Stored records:
....
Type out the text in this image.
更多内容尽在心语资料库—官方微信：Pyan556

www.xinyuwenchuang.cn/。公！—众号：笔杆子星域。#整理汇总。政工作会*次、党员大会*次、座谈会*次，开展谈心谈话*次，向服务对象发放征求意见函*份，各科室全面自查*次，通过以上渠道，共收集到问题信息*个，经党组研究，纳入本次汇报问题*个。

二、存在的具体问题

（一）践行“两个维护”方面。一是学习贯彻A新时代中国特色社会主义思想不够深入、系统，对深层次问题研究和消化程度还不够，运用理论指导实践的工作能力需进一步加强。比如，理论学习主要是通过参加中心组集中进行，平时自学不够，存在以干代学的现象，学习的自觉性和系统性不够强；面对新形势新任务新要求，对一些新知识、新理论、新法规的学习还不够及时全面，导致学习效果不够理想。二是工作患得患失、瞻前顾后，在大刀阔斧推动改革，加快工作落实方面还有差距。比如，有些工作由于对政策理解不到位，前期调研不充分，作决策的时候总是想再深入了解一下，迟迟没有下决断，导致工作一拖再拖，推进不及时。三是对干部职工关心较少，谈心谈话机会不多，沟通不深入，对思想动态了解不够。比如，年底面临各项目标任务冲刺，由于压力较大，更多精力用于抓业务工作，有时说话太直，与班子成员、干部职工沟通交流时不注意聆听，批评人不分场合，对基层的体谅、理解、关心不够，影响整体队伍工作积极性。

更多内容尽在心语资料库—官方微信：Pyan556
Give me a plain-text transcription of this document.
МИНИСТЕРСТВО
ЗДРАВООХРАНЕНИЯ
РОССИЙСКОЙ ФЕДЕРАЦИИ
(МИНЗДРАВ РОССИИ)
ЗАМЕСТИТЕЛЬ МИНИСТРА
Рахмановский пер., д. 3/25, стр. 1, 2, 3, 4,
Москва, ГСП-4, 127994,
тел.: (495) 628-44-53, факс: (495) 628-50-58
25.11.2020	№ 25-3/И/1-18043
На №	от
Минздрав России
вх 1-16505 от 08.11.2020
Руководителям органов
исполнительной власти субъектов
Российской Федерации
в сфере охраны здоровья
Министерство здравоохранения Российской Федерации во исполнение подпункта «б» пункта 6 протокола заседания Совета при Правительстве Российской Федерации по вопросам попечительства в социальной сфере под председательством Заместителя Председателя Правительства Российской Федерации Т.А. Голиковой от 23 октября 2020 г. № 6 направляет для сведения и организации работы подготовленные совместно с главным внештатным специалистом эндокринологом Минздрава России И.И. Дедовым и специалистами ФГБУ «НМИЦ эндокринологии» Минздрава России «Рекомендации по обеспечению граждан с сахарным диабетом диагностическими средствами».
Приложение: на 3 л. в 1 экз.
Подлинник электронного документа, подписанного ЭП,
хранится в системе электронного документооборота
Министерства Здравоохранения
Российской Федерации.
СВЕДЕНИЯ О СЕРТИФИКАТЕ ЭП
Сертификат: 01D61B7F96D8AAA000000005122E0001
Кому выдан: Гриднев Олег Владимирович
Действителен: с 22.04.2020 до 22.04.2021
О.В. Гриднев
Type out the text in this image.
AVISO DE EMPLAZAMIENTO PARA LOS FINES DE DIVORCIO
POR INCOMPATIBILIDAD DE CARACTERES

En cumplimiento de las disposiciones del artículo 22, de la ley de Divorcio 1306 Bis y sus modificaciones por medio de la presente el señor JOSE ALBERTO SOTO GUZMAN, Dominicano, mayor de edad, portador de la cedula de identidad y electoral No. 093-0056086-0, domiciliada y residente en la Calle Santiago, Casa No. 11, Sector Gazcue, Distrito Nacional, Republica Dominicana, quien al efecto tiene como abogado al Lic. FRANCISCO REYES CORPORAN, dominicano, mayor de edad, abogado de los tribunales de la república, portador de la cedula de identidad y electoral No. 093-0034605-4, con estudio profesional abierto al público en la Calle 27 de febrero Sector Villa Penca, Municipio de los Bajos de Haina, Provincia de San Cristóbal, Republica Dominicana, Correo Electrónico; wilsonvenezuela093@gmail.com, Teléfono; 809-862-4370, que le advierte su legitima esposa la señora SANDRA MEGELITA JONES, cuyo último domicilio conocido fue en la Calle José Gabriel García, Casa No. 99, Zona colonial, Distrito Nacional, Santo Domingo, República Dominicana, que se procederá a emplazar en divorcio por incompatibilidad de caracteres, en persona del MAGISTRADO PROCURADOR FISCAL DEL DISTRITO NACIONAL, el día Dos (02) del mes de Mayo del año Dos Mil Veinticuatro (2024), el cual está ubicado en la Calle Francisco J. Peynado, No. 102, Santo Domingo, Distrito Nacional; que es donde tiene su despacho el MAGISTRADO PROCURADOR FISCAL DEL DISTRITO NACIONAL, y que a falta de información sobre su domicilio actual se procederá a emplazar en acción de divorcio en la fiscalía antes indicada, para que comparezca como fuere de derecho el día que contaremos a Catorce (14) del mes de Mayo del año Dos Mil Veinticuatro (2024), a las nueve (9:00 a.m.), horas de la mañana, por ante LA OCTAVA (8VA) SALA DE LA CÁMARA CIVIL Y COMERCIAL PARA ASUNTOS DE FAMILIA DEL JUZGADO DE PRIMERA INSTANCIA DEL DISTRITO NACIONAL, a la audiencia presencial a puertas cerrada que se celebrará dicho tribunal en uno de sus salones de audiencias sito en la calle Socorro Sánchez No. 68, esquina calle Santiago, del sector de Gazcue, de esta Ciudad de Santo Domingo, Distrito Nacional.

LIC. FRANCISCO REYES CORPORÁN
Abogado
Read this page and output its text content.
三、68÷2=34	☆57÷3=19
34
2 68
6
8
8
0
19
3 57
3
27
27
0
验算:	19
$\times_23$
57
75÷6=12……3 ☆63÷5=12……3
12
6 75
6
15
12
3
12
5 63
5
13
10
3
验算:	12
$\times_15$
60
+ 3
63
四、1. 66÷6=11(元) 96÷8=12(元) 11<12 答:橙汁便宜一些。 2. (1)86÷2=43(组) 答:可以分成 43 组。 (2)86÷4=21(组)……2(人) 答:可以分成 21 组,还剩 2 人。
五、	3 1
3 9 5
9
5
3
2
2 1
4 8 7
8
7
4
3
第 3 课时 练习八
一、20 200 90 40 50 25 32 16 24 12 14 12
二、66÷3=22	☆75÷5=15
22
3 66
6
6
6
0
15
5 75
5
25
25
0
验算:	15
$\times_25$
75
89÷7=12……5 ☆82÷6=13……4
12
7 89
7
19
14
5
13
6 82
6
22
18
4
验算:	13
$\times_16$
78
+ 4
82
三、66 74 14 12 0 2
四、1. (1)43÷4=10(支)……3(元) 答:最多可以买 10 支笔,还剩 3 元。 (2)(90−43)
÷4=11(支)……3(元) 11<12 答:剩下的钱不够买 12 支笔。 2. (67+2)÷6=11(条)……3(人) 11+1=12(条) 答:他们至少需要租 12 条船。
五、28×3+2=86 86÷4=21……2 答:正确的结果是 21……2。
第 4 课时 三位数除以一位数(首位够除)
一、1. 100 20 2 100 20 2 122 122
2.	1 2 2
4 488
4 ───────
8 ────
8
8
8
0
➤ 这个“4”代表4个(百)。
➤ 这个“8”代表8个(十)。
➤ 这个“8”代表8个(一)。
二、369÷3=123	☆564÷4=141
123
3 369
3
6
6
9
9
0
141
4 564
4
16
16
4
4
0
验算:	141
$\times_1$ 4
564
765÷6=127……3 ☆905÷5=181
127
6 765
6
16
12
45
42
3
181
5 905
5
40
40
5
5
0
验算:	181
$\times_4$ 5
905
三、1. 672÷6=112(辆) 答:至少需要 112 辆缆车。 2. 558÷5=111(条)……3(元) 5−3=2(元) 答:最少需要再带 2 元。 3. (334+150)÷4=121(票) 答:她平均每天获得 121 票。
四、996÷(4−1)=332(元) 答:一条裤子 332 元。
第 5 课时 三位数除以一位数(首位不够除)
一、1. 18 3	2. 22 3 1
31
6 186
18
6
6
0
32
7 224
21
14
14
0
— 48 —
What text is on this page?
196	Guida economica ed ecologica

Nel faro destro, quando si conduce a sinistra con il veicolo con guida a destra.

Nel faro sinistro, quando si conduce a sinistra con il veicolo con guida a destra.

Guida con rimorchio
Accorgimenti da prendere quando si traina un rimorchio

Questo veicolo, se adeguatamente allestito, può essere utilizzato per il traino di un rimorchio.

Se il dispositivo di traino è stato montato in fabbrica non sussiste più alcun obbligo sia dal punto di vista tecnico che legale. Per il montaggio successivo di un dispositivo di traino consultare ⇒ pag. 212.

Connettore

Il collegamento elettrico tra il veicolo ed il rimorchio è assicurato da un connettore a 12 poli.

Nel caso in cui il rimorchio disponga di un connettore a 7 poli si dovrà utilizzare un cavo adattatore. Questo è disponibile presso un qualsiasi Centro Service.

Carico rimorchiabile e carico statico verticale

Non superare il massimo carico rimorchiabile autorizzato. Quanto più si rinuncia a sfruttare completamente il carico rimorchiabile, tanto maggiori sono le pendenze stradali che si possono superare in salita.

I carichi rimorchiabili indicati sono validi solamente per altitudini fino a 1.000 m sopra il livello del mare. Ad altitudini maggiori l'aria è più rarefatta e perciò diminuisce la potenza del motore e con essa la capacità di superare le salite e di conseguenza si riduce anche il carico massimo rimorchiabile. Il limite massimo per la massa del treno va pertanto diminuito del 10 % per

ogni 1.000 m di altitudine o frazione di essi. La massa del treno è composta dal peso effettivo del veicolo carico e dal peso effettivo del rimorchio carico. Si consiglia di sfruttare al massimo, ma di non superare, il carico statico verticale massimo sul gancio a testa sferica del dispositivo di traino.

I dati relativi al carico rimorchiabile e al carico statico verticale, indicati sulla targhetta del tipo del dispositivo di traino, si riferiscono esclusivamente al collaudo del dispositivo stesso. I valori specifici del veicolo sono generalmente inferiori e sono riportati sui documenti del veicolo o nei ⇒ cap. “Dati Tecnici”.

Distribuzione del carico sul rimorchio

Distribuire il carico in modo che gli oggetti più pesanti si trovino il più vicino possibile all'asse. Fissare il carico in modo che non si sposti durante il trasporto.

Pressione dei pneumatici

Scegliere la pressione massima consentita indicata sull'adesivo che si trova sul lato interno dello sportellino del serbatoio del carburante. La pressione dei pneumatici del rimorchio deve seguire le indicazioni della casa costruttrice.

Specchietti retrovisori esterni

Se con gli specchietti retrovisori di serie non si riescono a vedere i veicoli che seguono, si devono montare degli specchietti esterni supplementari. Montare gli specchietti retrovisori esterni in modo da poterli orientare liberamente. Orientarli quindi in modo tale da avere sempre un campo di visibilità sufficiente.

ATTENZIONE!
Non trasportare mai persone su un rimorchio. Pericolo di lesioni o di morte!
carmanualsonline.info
....
--- Written task ---
Copy down every line of the entries containing the word "veicolo".

--- Result below ---
Nel faro destro, quando si conduce a sinistra con il veicolo con guida a destra.
Nel faro sinistro, quando si conduce a sinistra con il veicolo con guida a destra.
Questo veicolo, se adeguatamente allestito, può essere utilizzato per il traino di un rimorchio.
Il collegamento elettrico tra il veicolo ed il rimorchio è assicurato da un connettore a 12 poli.
ogni 1.000 m di altitudine o frazione di essi. La massa del treno è composta dal peso effettivo del veicolo carico e dal peso effettivo del rimorchio carico. Si consiglia di sfruttare al massimo, ma di non superare, il carico statico verticale massimo sul gancio a testa sferica del dispositivo di traino.
I dati relativi al carico rimorchiabile e al carico statico verticale, indicati sulla targhetta del tipo del dispositivo di traino, si riferiscono esclusivamente al collaudo del dispositivo stesso. I valori specifici del veicolo sono generalmente inferiori e sono riportati sui documenti del veicolo o nei ⇒ cap. “Dati Tecnici”.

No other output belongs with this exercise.